> **GIVEN EXERCISE**
Filter the listing below, copying every line in which the word "ylabel" appears.

> **TASK MATERIAL**
◇ ◇ ◇
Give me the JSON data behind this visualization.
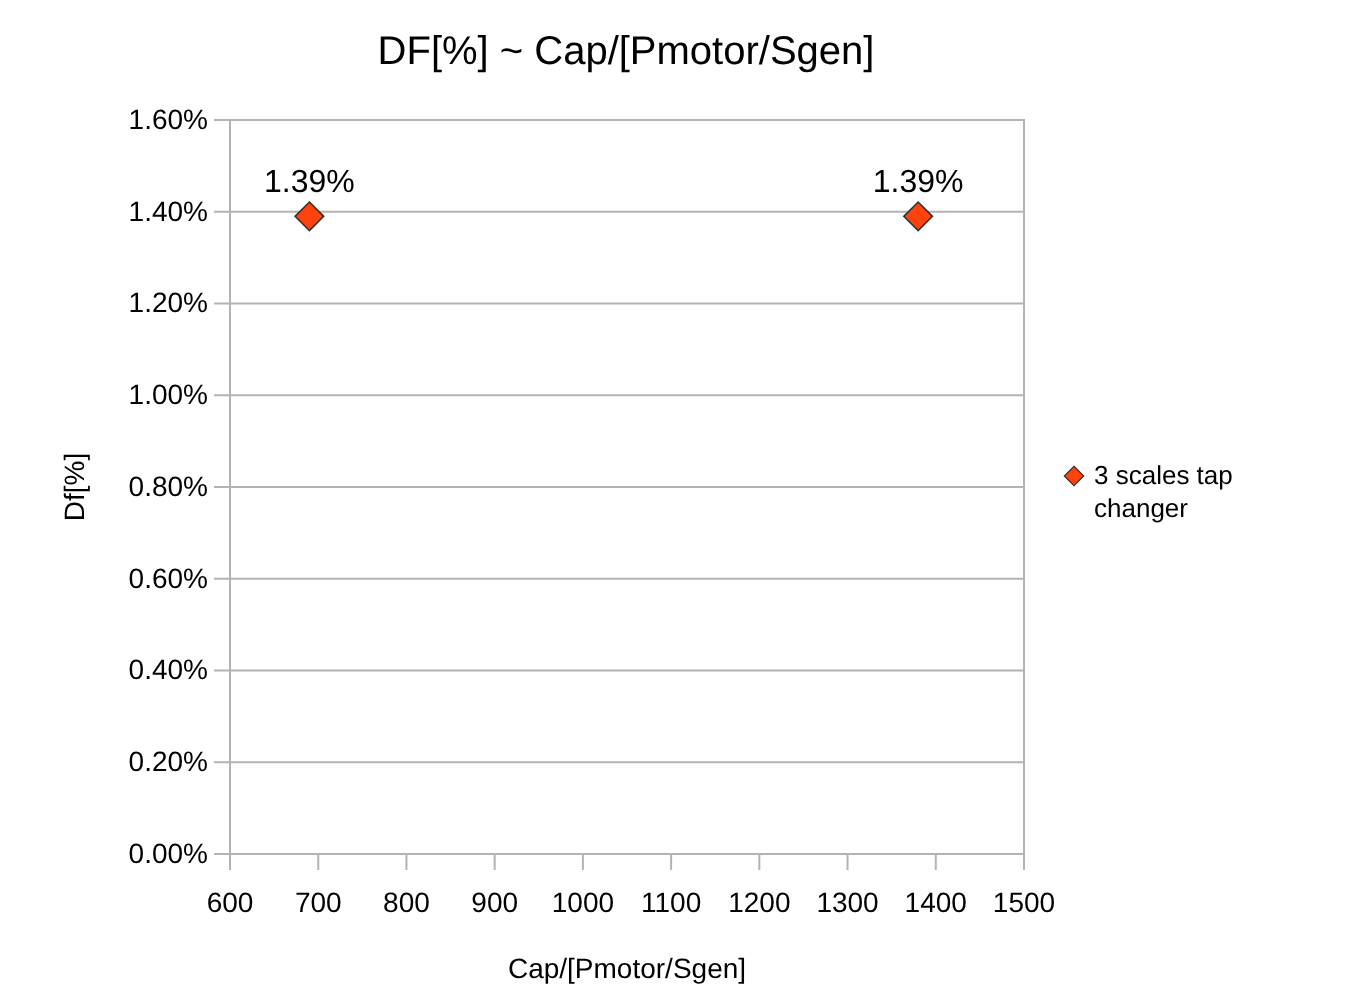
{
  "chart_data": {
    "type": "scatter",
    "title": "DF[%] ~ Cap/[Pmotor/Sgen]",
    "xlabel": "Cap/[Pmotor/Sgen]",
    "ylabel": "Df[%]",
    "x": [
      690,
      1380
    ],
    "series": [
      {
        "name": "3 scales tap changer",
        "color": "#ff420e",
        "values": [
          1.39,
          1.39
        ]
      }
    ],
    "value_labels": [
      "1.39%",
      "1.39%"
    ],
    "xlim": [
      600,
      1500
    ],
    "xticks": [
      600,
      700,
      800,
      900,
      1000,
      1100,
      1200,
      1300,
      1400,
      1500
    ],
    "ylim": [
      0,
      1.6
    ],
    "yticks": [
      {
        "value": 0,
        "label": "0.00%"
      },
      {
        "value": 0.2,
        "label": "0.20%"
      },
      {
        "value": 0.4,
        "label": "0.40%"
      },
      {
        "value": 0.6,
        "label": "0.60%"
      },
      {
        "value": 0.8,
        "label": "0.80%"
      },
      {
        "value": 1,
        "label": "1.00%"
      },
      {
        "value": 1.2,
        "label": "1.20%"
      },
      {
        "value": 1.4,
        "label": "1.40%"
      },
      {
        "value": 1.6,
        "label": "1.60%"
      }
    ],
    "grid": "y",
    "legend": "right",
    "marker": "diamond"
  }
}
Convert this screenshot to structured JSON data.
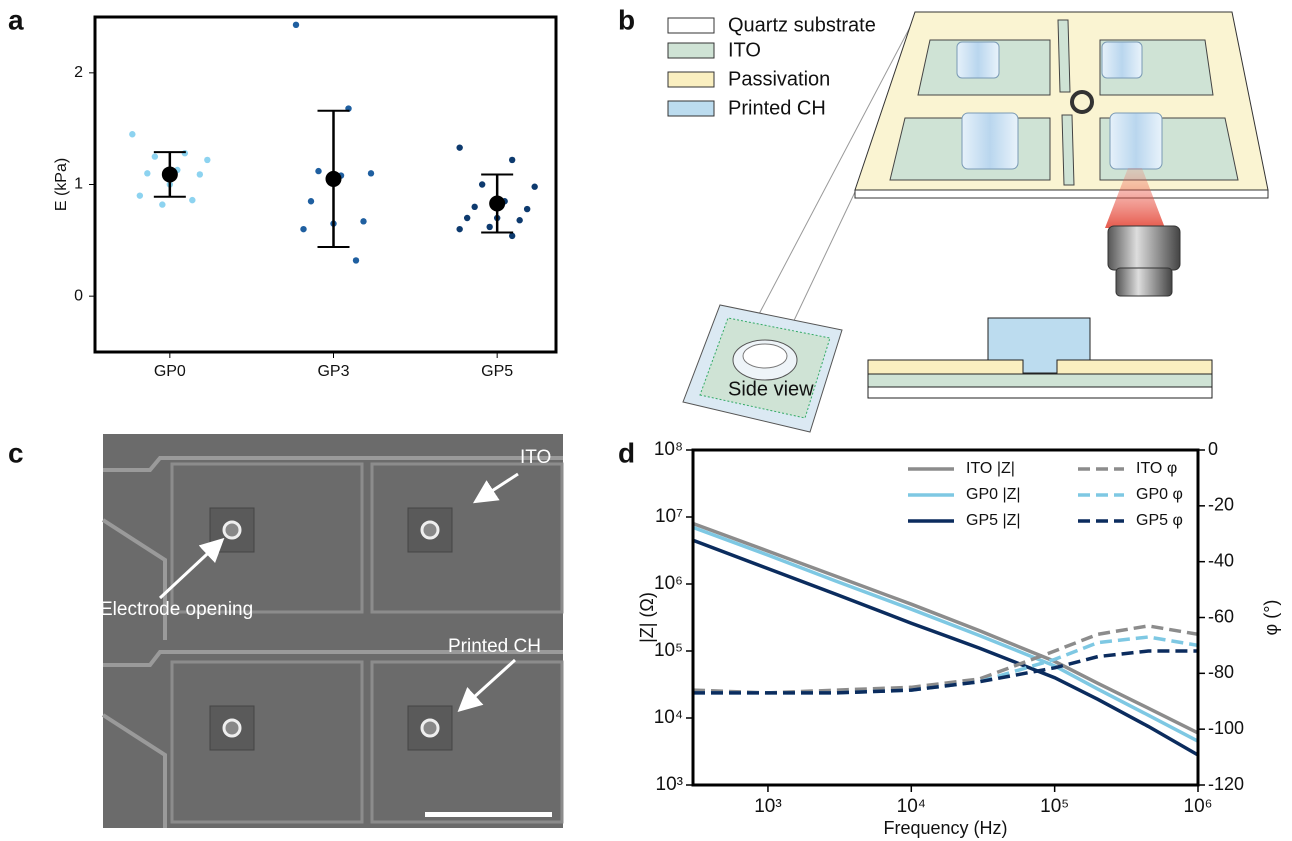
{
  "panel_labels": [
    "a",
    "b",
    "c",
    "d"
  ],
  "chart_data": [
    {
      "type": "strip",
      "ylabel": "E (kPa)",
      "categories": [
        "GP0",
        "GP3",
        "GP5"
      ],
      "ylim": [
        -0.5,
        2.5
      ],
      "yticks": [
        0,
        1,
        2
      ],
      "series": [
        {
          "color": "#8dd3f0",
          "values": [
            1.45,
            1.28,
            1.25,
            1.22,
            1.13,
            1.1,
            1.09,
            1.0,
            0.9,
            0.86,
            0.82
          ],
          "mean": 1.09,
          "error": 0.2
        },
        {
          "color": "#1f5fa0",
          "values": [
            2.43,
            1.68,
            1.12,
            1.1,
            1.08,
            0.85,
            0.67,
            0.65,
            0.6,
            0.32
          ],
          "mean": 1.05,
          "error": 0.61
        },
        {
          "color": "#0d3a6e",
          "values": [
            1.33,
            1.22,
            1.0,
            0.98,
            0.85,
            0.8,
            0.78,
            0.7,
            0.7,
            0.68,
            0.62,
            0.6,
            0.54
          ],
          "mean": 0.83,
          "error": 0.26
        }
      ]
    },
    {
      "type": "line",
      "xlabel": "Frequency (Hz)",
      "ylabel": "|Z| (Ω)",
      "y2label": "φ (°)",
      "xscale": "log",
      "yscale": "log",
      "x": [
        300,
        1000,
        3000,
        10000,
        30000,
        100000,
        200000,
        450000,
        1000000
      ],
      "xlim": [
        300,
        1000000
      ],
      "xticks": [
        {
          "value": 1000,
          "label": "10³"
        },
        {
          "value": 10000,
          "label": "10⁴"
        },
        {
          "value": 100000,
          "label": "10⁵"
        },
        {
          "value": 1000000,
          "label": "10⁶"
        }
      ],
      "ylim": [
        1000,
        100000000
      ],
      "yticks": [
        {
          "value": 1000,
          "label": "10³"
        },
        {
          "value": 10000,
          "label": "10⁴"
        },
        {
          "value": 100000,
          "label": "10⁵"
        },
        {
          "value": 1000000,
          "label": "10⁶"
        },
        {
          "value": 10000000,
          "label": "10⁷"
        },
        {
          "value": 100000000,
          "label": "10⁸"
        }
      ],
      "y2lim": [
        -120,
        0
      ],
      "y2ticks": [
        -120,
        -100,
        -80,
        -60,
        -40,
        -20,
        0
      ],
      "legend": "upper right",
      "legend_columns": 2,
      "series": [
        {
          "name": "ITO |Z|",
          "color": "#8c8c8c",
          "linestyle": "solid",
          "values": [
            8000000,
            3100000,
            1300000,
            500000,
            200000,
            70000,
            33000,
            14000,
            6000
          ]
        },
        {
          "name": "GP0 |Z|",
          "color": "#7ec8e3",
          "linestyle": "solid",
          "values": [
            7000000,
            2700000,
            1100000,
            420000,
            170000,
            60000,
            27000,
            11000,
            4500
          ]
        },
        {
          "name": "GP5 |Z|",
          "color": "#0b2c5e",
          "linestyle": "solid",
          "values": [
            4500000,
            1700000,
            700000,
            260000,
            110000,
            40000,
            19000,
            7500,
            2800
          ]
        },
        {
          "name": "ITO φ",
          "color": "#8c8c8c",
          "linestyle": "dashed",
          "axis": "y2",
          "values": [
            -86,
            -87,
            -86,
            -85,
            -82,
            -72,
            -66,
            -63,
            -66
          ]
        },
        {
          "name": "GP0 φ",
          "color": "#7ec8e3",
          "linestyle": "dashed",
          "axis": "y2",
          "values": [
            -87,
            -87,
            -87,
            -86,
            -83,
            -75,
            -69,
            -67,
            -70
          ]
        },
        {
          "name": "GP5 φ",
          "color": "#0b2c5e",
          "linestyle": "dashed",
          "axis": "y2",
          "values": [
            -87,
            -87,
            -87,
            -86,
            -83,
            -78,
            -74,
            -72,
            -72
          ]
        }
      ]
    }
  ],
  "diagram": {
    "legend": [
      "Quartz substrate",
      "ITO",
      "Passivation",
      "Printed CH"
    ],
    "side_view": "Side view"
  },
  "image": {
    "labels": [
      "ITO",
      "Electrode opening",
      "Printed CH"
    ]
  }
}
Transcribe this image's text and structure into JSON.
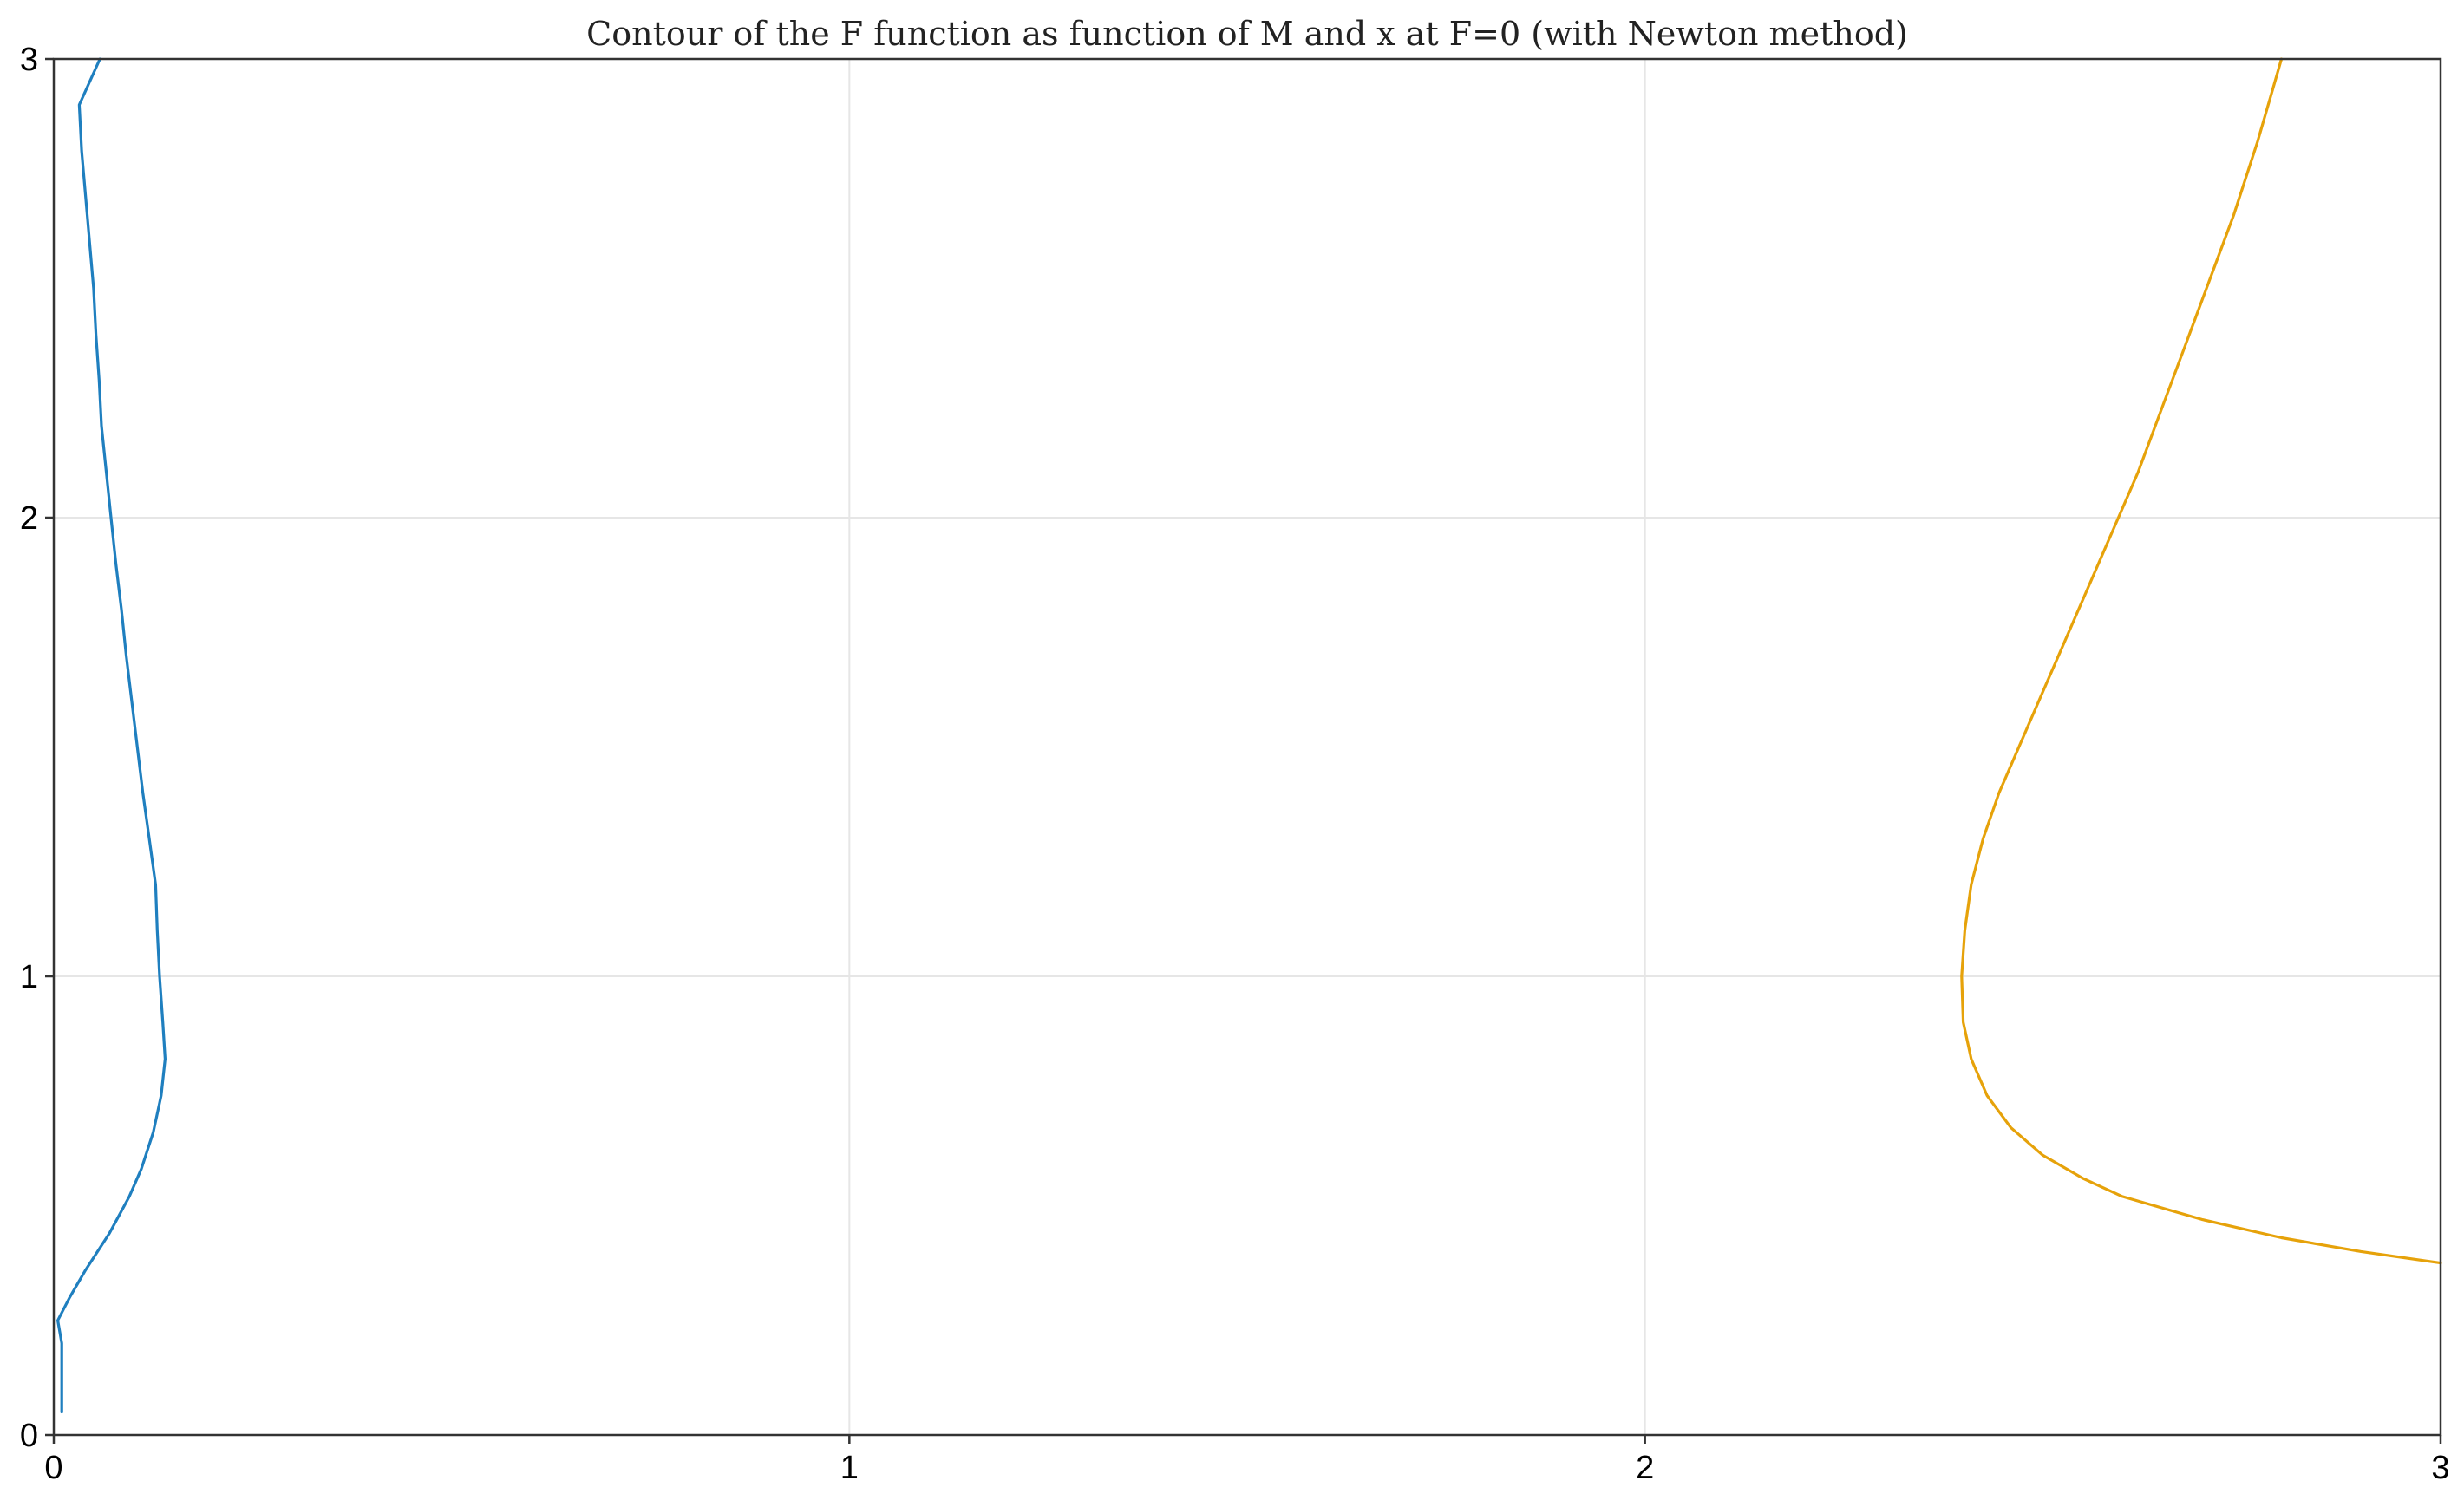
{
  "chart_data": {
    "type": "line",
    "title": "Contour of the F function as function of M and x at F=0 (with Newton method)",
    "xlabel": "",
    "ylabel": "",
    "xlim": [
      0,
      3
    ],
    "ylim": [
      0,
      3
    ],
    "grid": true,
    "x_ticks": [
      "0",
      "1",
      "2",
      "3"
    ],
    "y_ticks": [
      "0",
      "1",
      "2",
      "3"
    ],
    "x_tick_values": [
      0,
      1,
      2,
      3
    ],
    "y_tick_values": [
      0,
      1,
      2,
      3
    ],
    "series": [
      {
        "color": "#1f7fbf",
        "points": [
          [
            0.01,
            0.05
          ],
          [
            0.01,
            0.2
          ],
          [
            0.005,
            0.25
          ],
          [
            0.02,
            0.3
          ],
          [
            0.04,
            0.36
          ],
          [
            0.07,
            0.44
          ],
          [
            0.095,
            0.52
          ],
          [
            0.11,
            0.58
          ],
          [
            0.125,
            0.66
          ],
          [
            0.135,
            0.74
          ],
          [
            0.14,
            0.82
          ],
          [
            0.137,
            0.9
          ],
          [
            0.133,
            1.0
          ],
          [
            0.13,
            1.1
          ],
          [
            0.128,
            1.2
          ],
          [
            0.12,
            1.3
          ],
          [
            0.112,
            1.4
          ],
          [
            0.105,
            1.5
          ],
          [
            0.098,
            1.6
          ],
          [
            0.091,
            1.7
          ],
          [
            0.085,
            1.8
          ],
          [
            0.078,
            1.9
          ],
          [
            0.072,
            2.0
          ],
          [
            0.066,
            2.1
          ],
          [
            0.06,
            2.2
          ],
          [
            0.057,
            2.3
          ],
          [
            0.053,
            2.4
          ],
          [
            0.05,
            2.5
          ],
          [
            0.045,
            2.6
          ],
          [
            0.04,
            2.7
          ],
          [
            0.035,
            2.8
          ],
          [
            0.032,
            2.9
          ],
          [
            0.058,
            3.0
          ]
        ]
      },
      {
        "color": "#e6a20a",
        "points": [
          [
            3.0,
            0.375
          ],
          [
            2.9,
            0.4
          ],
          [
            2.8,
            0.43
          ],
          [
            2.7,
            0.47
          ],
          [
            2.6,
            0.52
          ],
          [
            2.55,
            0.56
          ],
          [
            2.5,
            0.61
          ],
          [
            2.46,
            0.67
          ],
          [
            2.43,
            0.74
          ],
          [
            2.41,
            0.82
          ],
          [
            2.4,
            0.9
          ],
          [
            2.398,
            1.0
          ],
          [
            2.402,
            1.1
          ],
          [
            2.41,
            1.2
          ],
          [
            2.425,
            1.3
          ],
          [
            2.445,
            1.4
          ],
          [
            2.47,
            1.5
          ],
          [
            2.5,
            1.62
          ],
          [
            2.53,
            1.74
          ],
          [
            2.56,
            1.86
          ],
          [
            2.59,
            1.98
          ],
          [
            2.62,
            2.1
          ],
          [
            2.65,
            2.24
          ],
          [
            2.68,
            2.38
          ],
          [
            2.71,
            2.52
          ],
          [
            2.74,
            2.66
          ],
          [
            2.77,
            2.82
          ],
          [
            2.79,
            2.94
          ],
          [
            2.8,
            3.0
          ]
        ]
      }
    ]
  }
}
◇ ◇ ◇
> **SOLUTION TO THE EXERCISE**
    "ylabel": "Df[%]",
      "ylabel": "E (kPa)",
      "ylabel": "|Z| (Ω)",
    "ylabel": "",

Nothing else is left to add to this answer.